▶ _Exercise prompt_:
Copy all the material below, exactly as it stands.

▶ _Records for this exercise_:
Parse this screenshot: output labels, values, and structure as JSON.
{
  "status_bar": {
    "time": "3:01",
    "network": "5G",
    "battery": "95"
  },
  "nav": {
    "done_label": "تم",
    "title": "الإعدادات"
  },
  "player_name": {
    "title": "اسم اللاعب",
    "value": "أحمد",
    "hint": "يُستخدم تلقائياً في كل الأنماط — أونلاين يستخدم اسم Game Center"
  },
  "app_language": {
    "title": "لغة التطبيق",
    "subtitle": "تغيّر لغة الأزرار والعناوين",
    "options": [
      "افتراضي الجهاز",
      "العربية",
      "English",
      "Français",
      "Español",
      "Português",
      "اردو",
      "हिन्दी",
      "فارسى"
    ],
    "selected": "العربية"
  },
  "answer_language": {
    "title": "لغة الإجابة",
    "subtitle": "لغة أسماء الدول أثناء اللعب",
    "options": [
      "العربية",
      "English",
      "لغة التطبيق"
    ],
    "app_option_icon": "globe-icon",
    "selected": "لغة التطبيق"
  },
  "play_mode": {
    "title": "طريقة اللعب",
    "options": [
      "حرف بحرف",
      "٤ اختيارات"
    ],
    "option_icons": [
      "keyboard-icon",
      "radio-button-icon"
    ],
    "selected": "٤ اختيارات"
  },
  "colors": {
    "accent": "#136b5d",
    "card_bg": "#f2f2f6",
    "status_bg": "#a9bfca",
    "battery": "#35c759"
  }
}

▶ _Result for this exercise_:
Parse this screenshot: output labels, values, and structure as JSON.
{
  "status_bar": {
    "time": "3:01",
    "network": "5G",
    "battery": "95"
  },
  "nav": {
    "done_label": "تم",
    "title": "الإعدادات"
  },
  "player_name": {
    "title": "اسم اللاعب",
    "value": "أحمد",
    "hint": "يُستخدم تلقائياً في كل الأنماط — أونلاين يستخدم اسم Game Center"
  },
  "app_language": {
    "title": "لغة التطبيق",
    "subtitle": "تغيّر لغة الأزرار والعناوين",
    "options": [
      "افتراضي الجهاز",
      "العربية",
      "English",
      "Français",
      "Español",
      "Português",
      "اردو",
      "हिन्दी",
      "فارسى"
    ],
    "selected": "العربية"
  },
  "answer_language": {
    "title": "لغة الإجابة",
    "subtitle": "لغة أسماء الدول أثناء اللعب",
    "options": [
      "العربية",
      "English",
      "لغة التطبيق"
    ],
    "app_option_icon": "globe-icon",
    "selected": "لغة التطبيق"
  },
  "play_mode": {
    "title": "طريقة اللعب",
    "options": [
      "حرف بحرف",
      "٤ اختيارات"
    ],
    "option_icons": [
      "keyboard-icon",
      "radio-button-icon"
    ],
    "selected": "٤ اختيارات"
  },
  "colors": {
    "accent": "#136b5d",
    "card_bg": "#f2f2f6",
    "status_bg": "#a9bfca",
    "battery": "#35c759"
  }
}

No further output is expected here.